Document excerpt:
Misha said his favorite episode was 15.18, the last episode they shot before the shelter in place order. Many fans speculate that it’s in episode 18 that something big happens to Castiel, so that was both a hopeful and an ominous answer. They’re keeping it under wraps as to whether Misha is in Vancouver now in quarantine – my best guess is that while Cas may not be in episode 19, he will be in the series finale, episode 20. In some way!

The moderator also asked if Cas fans be satisfied with the ending of the show?

Misha: I don’t know, how do you define satisfied? It’s poignant. It will be both a sad and a proud moment.

Will there be room for a spinoff?

Misha: I don’t think so? Resurrection is always possible, you can always bring someone back. But I don’t think there will be a television spinoff. I wouldn’t be surprised if there was a Netflix movie at some point down the road, or a six episode limited run reboot. I think we’ll all probably find we don’t like it out in the real world and will want to have a reunion at some point. Nothing in the works at the moment though.

I liked that answer, because it leaves me with hope that November of 2020 will not be the last we see of these characters and this world that has come to mean so much to me. As we head into the FINAL four weeks of filming, I cannot face thinking that after those four weeks, Sam and Dean and Cas will no longer exist. It’s just too much for me to lose, especially right now when the world is full of so much loss. I need these fictional characters and this fictional world that I know so well and love so much to get me through the stresses of real life.

So that’s where I was this morning, trying to hang onto that hope and already feeling very emotional when I woke up and thought about that ‘last’ on Supernatural. Apparently the universe had plans to increase that emotionality by a thousand fold! No sooner did I finish writing that article – which was on Eric Kripke’s newest show, The Boys, with lots of scoop on its upcoming Season 2 from a press junket I did a few weeks ago — than all hell broke loose in the Supernatural fandom. My fannish worlds collided as, just as I finished that article on The Boys, it was announced that Jensen Ackles would be joining The Boys in Season 3!

Jensen let fans know with a little video on his Instagram, with the song “Soldier Boy” playing in the background as someone tossed him The Boys comic and he contemplated his new role, eventually with a smirk.

To say I was excited would be an understatement. My phone started ringing, texts, tweets and emails started pouring in, as fandom lost its collective shit. Me included.

[Source records]

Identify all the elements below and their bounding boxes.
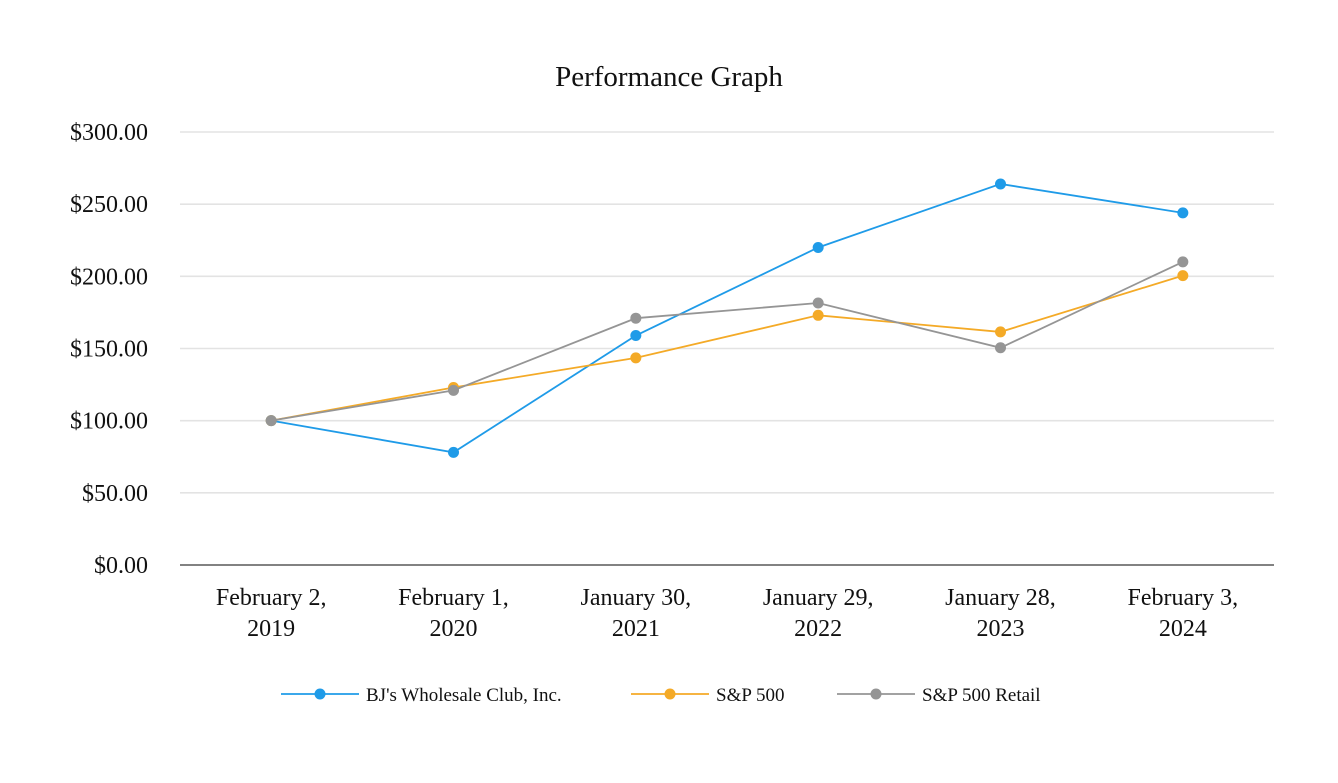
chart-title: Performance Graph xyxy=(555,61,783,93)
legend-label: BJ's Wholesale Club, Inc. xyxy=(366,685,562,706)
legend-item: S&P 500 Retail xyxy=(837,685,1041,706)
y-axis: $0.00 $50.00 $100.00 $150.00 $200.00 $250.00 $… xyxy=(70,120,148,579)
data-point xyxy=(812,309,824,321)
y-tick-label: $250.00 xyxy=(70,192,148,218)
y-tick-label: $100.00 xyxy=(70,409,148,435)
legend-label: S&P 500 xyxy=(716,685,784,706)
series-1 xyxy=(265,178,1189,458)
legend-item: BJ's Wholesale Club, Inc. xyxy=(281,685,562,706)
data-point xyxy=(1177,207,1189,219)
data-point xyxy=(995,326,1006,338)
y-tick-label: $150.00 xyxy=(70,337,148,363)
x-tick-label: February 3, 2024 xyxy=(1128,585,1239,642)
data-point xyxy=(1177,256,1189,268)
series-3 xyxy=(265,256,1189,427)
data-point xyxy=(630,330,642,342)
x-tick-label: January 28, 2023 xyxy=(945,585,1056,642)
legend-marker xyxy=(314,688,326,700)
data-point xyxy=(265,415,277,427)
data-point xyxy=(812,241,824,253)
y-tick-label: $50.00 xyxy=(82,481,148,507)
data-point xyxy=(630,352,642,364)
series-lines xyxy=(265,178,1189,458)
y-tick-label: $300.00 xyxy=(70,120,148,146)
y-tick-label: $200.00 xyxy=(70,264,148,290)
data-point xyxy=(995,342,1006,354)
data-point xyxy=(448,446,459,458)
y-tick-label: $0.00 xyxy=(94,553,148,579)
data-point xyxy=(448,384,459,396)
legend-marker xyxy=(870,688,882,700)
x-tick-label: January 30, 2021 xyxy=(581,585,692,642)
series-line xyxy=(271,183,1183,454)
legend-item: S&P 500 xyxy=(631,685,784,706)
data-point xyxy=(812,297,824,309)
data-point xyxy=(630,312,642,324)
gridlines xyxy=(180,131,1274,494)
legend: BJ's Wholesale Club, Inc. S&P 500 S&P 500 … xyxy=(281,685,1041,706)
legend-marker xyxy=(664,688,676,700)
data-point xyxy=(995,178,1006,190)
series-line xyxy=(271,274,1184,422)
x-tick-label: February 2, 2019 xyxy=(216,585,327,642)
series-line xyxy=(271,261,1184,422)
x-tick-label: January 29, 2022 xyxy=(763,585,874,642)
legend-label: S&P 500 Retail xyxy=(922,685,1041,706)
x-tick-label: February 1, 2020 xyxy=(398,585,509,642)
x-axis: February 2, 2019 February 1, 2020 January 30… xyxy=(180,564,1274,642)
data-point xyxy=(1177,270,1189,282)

* * *

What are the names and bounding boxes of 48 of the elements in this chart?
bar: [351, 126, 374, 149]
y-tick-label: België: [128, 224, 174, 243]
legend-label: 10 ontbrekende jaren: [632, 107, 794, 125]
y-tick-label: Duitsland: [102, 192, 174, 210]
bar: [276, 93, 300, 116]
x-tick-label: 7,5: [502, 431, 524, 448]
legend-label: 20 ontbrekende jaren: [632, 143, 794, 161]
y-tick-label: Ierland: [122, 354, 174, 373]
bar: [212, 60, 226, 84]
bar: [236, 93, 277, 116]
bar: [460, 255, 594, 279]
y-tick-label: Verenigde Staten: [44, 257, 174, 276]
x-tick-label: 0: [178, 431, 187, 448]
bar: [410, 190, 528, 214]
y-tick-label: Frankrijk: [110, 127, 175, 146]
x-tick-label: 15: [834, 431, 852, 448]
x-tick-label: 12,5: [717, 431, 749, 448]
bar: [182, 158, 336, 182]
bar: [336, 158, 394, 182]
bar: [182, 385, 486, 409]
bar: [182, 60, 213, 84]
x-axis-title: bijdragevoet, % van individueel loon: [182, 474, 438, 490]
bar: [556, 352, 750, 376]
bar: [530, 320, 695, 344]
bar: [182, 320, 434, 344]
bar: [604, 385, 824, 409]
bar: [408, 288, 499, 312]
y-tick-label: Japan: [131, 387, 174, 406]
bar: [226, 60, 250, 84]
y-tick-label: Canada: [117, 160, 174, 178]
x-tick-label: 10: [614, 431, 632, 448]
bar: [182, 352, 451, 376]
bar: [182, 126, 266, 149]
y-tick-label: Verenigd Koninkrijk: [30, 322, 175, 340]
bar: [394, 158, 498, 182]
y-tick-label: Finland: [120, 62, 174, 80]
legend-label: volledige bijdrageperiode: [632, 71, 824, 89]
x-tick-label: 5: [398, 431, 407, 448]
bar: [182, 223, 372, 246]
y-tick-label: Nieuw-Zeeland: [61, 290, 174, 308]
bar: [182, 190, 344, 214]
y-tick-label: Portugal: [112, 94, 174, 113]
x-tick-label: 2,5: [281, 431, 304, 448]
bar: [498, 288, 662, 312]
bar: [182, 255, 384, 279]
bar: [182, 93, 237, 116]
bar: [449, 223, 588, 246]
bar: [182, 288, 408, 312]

--

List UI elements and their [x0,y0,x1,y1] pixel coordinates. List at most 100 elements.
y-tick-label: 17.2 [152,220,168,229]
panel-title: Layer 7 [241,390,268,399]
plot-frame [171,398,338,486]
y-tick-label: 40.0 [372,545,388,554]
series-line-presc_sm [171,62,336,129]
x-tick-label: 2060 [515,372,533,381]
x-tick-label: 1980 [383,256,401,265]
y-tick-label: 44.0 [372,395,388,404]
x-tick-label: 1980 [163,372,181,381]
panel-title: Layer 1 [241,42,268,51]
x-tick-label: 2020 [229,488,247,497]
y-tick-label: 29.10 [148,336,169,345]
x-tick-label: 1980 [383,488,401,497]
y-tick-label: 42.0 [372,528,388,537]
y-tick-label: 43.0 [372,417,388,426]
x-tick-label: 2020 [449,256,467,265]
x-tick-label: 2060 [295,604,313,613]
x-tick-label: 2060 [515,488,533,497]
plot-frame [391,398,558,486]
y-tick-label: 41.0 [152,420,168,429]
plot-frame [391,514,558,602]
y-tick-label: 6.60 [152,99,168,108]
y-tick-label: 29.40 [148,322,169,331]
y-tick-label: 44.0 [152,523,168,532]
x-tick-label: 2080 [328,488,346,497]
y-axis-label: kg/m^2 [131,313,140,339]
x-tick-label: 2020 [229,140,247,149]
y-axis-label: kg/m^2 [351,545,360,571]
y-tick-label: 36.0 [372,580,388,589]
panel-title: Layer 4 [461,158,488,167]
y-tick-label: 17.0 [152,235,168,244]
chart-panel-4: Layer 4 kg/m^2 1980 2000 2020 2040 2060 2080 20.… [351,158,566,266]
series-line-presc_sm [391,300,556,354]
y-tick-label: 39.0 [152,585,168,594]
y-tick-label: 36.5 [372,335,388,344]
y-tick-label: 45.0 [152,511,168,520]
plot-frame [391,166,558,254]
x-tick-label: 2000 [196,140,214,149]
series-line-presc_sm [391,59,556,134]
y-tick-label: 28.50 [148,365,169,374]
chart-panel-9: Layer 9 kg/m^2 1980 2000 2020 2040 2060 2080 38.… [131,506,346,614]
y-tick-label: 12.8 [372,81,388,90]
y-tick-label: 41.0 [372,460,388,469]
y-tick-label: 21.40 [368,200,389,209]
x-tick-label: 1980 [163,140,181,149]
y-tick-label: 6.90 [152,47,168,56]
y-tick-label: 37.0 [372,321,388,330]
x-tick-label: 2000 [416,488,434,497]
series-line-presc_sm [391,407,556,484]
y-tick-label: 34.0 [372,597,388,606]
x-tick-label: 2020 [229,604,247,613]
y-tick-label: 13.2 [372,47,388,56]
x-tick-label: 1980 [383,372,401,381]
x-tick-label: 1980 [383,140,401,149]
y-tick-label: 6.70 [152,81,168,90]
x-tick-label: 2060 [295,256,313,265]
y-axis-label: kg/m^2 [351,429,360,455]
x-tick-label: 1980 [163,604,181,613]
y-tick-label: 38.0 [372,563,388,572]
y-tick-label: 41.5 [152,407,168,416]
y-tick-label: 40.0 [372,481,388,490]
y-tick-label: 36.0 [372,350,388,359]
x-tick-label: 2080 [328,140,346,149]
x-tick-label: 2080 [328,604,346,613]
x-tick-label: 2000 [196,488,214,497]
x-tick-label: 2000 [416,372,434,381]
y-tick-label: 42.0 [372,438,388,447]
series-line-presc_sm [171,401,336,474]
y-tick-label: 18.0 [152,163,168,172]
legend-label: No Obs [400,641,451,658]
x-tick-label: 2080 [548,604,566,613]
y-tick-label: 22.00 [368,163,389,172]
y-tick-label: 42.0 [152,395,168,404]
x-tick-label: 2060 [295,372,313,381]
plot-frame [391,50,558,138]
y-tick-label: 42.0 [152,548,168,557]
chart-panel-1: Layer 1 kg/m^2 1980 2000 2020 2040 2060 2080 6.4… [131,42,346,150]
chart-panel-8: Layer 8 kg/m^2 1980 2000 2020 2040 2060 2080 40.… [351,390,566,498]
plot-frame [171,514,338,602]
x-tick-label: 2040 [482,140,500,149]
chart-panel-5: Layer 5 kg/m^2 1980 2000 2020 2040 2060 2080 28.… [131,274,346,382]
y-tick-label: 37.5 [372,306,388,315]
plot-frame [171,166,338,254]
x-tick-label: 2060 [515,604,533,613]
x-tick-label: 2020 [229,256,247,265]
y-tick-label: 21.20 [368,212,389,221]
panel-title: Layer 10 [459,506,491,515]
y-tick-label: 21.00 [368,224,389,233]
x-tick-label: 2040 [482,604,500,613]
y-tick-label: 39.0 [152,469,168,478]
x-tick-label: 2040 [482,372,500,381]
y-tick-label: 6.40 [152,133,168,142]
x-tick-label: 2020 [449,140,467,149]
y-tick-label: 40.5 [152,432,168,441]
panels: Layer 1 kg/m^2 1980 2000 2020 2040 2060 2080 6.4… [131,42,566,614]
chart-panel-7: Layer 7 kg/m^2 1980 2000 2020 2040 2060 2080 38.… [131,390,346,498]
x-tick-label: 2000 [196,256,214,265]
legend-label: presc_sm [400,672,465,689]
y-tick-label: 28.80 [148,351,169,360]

Set problem: Carry on the fan post about Supernatural's ending and Jensen Ackles joining The Boys, picking up after its last sentence. The data plays no part in this.

Output:
Backstory. I wasn’t entirely shocked because Jensen had mentioned how much he’d love to join The Boys a long time ago, maybe last summer even. I had said to him, at the time, that I loved that show and would love to see him on it. I knew Kripke wanted to work with the Supernatural boys again, so it’s been a hope of mine ever since that Ackles would join Kripke once again when Supernatural ended. In fact, at the press junket last month, I asked Eric Kripke about bringing in more “familiar faces” to The Boys, especially now that his most long running show was over. I think he knew that I was referring to Jensen, though of course he couldn’t have answered that specifically at the time. Here’s what he did say:

Eric:  To me it’s like, when I find actors I love who are both talented and, just as importantly, good people, I go back to them over and over again. I love bringing back actors who I love to work with, and it makes it a lot more fun. So yes, there will be familiar faces…

Good people, good actors – and I think people who will be close for the rest of their lives. That goes for Kripke, and Jensen, and Jared, and Misha, and some of the other people who have been so close for so long thanks to this incredible little show.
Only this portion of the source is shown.